• _Data excerpts_:

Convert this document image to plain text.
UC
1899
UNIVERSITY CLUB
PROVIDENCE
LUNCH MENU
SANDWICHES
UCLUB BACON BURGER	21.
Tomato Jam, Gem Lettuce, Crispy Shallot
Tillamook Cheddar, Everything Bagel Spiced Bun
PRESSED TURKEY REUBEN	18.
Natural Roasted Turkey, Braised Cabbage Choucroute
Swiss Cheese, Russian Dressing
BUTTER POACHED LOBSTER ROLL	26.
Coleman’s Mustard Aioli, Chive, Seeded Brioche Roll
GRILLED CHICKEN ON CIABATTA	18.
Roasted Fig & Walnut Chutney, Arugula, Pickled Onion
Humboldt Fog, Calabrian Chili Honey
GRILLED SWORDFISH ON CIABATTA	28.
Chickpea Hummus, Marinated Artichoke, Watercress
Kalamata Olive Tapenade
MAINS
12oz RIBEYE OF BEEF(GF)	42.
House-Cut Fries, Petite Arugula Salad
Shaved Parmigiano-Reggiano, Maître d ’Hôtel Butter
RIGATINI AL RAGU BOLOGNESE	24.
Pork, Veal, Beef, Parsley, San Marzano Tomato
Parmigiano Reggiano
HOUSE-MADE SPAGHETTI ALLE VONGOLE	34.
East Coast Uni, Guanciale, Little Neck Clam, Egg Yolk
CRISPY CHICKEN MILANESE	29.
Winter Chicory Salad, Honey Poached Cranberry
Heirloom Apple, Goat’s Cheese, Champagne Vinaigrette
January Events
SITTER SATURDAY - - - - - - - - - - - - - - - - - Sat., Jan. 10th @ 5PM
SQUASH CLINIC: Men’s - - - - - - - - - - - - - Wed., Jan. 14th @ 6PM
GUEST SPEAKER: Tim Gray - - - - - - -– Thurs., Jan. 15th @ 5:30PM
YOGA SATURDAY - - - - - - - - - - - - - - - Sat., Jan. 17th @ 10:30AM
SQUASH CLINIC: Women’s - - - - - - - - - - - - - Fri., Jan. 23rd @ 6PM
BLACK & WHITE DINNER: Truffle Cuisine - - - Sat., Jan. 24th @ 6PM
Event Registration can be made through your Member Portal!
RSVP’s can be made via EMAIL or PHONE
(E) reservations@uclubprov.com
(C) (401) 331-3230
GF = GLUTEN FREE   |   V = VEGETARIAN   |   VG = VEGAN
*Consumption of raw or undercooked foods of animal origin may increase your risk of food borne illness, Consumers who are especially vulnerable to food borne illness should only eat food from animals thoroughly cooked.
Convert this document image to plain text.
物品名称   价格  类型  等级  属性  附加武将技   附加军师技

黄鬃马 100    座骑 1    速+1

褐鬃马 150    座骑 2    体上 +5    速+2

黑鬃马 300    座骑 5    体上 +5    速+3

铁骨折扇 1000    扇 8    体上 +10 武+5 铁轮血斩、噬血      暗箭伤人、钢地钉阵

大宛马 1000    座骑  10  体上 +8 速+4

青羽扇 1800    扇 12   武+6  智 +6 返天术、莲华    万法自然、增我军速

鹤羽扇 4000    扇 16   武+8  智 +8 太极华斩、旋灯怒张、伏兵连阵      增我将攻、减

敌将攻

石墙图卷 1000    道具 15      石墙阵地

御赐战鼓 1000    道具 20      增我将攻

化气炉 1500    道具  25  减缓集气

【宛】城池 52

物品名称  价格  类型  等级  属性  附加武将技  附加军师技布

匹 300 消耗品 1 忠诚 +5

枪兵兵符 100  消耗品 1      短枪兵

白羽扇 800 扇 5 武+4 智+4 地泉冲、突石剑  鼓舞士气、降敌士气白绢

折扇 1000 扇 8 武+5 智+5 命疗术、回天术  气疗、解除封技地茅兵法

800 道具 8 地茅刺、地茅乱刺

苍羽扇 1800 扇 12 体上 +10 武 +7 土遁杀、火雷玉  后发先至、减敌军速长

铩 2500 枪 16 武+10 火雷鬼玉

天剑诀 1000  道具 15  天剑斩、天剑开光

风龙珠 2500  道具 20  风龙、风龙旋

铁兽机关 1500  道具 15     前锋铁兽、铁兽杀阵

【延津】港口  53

• _Your task_: Repeat every record, exactly as written.

• _Complete response_:
Convert this document image to plain text.
UC
1899
UNIVERSITY CLUB
PROVIDENCE
LUNCH MENU
SANDWICHES
UCLUB BACON BURGER	21.
Tomato Jam, Gem Lettuce, Crispy Shallot
Tillamook Cheddar, Everything Bagel Spiced Bun
PRESSED TURKEY REUBEN	18.
Natural Roasted Turkey, Braised Cabbage Choucroute
Swiss Cheese, Russian Dressing
BUTTER POACHED LOBSTER ROLL	26.
Coleman’s Mustard Aioli, Chive, Seeded Brioche Roll
GRILLED CHICKEN ON CIABATTA	18.
Roasted Fig & Walnut Chutney, Arugula, Pickled Onion
Humboldt Fog, Calabrian Chili Honey
GRILLED SWORDFISH ON CIABATTA	28.
Chickpea Hummus, Marinated Artichoke, Watercress
Kalamata Olive Tapenade
MAINS
12oz RIBEYE OF BEEF(GF)	42.
House-Cut Fries, Petite Arugula Salad
Shaved Parmigiano-Reggiano, Maître d ’Hôtel Butter
RIGATINI AL RAGU BOLOGNESE	24.
Pork, Veal, Beef, Parsley, San Marzano Tomato
Parmigiano Reggiano
HOUSE-MADE SPAGHETTI ALLE VONGOLE	34.
East Coast Uni, Guanciale, Little Neck Clam, Egg Yolk
CRISPY CHICKEN MILANESE	29.
Winter Chicory Salad, Honey Poached Cranberry
Heirloom Apple, Goat’s Cheese, Champagne Vinaigrette
January Events
SITTER SATURDAY - - - - - - - - - - - - - - - - - Sat., Jan. 10th @ 5PM
SQUASH CLINIC: Men’s - - - - - - - - - - - - - Wed., Jan. 14th @ 6PM
GUEST SPEAKER: Tim Gray - - - - - - -– Thurs., Jan. 15th @ 5:30PM
YOGA SATURDAY - - - - - - - - - - - - - - - Sat., Jan. 17th @ 10:30AM
SQUASH CLINIC: Women’s - - - - - - - - - - - - - Fri., Jan. 23rd @ 6PM
BLACK & WHITE DINNER: Truffle Cuisine - - - Sat., Jan. 24th @ 6PM
Event Registration can be made through your Member Portal!
RSVP’s can be made via EMAIL or PHONE
(E) reservations@uclubprov.com
(C) (401) 331-3230
GF = GLUTEN FREE   |   V = VEGETARIAN   |   VG = VEGAN
*Consumption of raw or undercooked foods of animal origin may increase your risk of food borne illness, Consumers who are especially vulnerable to food borne illness should only eat food from animals thoroughly cooked.
Convert this document image to plain text.
物品名称   价格  类型  等级  属性  附加武将技   附加军师技

黄鬃马 100    座骑 1    速+1

褐鬃马 150    座骑 2    体上 +5    速+2

黑鬃马 300    座骑 5    体上 +5    速+3

铁骨折扇 1000    扇 8    体上 +10 武+5 铁轮血斩、噬血      暗箭伤人、钢地钉阵

大宛马 1000    座骑  10  体上 +8 速+4

青羽扇 1800    扇 12   武+6  智 +6 返天术、莲华    万法自然、增我军速

鹤羽扇 4000    扇 16   武+8  智 +8 太极华斩、旋灯怒张、伏兵连阵      增我将攻、减

敌将攻

石墙图卷 1000    道具 15      石墙阵地

御赐战鼓 1000    道具 20      增我将攻

化气炉 1500    道具  25  减缓集气

【宛】城池 52

物品名称  价格  类型  等级  属性  附加武将技  附加军师技布

匹 300 消耗品 1 忠诚 +5

枪兵兵符 100  消耗品 1      短枪兵

白羽扇 800 扇 5 武+4 智+4 地泉冲、突石剑  鼓舞士气、降敌士气白绢

折扇 1000 扇 8 武+5 智+5 命疗术、回天术  气疗、解除封技地茅兵法

800 道具 8 地茅刺、地茅乱刺

苍羽扇 1800 扇 12 体上 +10 武 +7 土遁杀、火雷玉  后发先至、减敌军速长

铩 2500 枪 16 武+10 火雷鬼玉

天剑诀 1000  道具 15  天剑斩、天剑开光

风龙珠 2500  道具 20  风龙、风龙旋

铁兽机关 1500  道具 15     前锋铁兽、铁兽杀阵

【延津】港口  53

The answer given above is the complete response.